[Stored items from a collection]
☆ ☆ ☆ ☆ ☆

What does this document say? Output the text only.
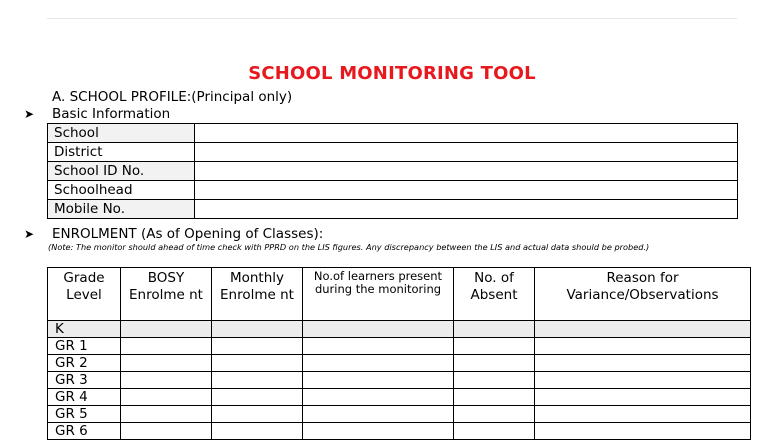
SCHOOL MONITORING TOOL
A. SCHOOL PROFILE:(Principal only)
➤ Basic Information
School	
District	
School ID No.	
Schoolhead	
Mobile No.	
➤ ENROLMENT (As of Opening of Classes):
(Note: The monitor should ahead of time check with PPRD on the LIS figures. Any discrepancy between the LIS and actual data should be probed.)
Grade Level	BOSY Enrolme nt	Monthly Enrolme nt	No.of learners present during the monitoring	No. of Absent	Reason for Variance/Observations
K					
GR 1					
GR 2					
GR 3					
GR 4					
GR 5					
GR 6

☆ ☆ ☆ ☆ ☆

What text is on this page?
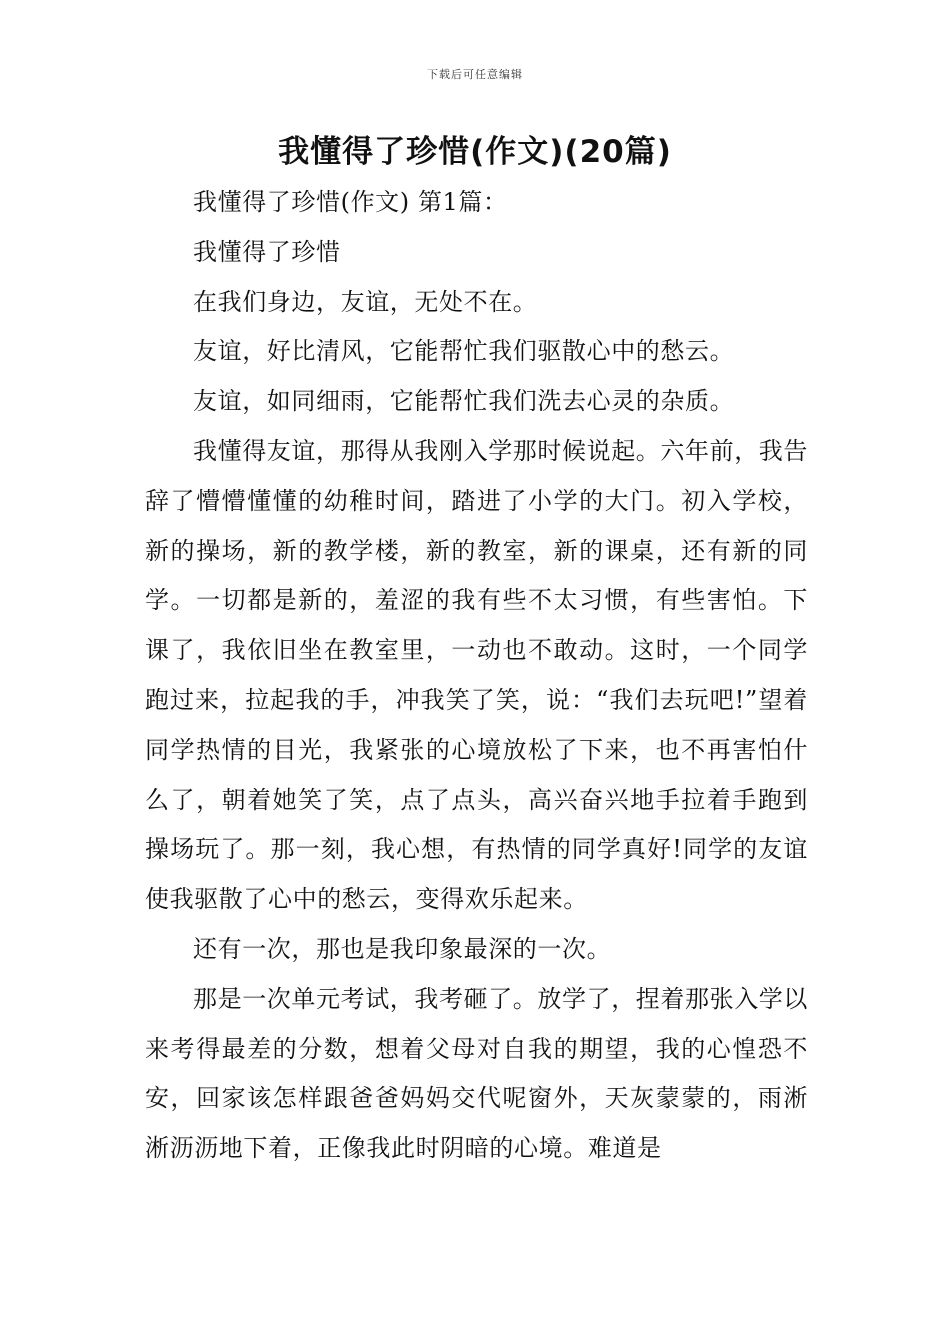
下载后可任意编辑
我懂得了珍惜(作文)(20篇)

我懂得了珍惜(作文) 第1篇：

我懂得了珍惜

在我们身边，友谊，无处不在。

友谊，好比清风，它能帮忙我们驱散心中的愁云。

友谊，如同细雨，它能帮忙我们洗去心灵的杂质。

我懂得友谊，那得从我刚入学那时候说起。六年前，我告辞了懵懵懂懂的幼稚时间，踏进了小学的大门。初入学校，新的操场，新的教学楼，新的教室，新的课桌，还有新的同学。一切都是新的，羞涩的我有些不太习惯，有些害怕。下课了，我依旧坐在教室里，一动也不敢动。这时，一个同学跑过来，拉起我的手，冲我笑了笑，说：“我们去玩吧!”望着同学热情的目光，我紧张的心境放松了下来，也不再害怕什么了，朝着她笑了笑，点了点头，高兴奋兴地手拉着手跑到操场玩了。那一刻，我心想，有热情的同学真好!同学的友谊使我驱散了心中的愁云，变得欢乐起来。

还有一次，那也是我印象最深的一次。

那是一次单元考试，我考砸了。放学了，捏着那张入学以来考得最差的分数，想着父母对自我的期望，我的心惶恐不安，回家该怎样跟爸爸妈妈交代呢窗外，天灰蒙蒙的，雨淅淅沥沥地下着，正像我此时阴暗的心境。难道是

☆ ☆ ☆ ☆ ☆

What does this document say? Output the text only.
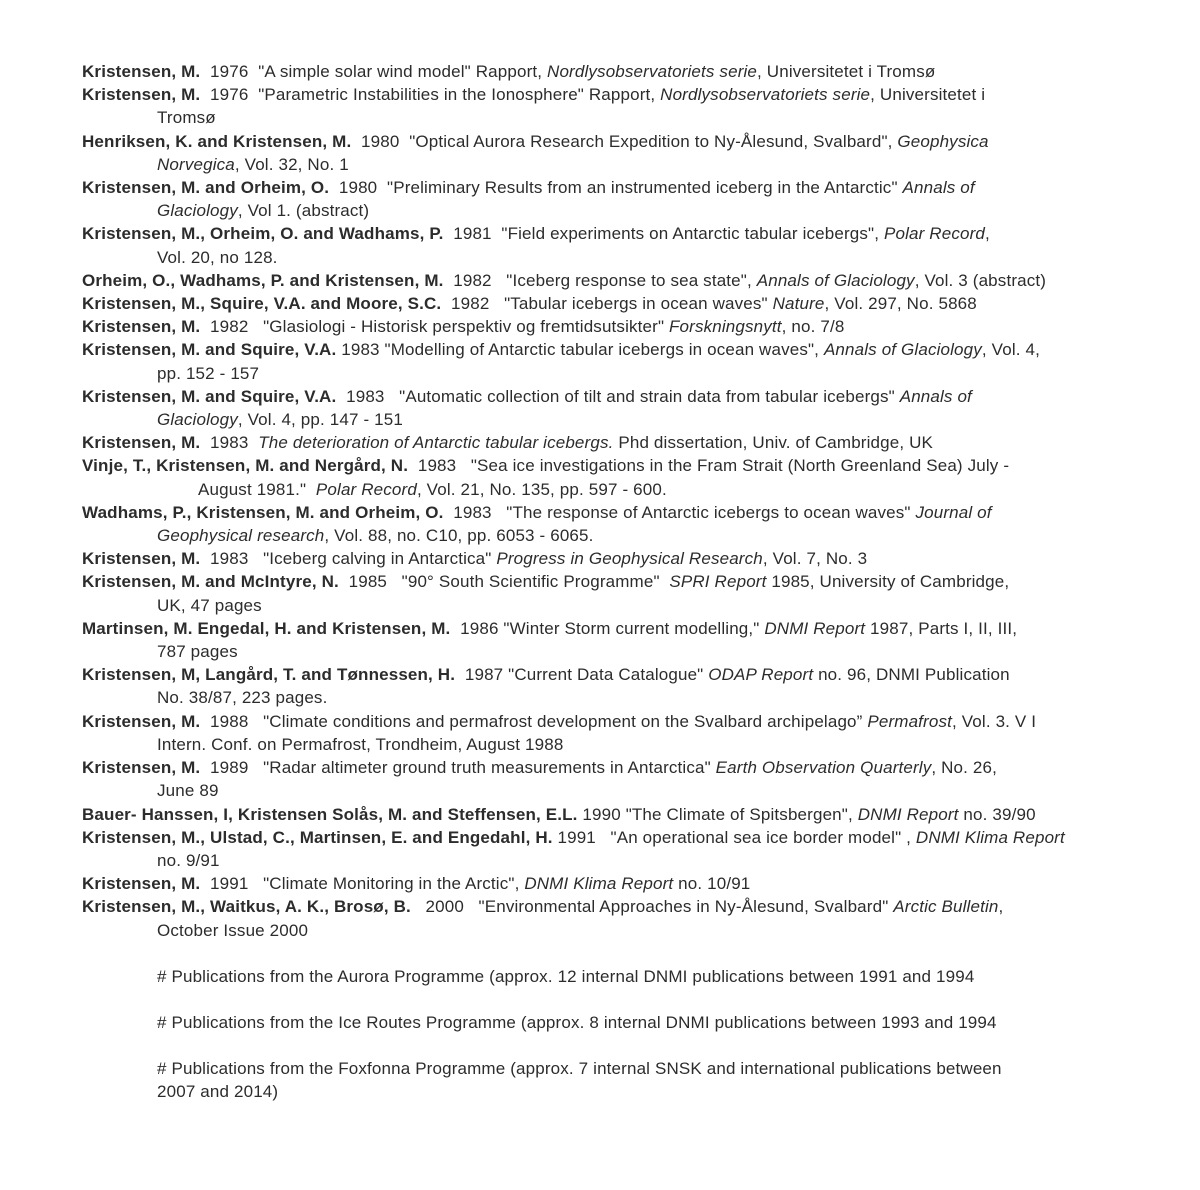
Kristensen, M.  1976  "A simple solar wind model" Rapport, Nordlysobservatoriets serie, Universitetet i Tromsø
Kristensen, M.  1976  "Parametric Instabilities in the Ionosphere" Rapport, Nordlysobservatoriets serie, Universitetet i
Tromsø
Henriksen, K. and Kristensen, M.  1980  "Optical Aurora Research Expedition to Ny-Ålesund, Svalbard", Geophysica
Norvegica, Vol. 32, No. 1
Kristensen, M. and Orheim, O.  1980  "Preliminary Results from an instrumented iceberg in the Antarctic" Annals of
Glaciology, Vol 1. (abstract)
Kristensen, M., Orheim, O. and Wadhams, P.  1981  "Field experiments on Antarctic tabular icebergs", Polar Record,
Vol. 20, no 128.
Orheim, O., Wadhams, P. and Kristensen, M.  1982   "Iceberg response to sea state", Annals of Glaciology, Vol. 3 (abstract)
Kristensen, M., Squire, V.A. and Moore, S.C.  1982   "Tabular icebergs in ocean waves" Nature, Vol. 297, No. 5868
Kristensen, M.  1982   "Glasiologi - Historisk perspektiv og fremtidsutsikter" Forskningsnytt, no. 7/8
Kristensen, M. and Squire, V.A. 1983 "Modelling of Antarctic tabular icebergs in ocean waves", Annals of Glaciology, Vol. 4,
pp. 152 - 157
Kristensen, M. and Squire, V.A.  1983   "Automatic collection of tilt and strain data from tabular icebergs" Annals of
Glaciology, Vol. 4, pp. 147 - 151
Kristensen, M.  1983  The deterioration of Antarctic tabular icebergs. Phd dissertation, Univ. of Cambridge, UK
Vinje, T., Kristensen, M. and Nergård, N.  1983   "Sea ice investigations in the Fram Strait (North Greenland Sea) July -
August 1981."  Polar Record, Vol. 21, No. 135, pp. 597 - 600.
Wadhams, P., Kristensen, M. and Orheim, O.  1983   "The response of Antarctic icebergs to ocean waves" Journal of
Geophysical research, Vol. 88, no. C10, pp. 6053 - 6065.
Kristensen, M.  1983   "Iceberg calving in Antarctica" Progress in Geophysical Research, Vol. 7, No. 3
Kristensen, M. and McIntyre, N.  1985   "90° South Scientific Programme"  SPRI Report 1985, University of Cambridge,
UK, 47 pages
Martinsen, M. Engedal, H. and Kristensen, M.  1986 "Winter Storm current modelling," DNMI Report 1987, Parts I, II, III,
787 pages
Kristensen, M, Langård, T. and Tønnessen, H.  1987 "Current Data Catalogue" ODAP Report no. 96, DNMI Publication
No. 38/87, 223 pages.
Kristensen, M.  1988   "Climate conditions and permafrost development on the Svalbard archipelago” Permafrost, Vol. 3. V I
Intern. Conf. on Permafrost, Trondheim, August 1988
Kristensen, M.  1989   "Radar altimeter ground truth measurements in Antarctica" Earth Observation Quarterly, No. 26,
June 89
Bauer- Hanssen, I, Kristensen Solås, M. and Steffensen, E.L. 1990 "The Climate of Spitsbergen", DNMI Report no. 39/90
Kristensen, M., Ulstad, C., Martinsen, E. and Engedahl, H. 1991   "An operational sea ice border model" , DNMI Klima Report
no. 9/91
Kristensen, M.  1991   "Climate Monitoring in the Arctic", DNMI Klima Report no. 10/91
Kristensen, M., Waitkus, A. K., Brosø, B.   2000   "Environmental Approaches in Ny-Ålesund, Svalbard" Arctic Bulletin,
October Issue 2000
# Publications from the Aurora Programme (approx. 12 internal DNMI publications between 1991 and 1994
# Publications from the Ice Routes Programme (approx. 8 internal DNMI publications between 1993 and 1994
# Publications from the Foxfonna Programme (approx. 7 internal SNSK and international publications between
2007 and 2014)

☆ ☆ ☆ ☆ ☆

TASK INSTRUCTIONS:
What is the number of lines in the records that contain the string "Universitetet"? Give only that number.

EXERCISE RESPONSE:
2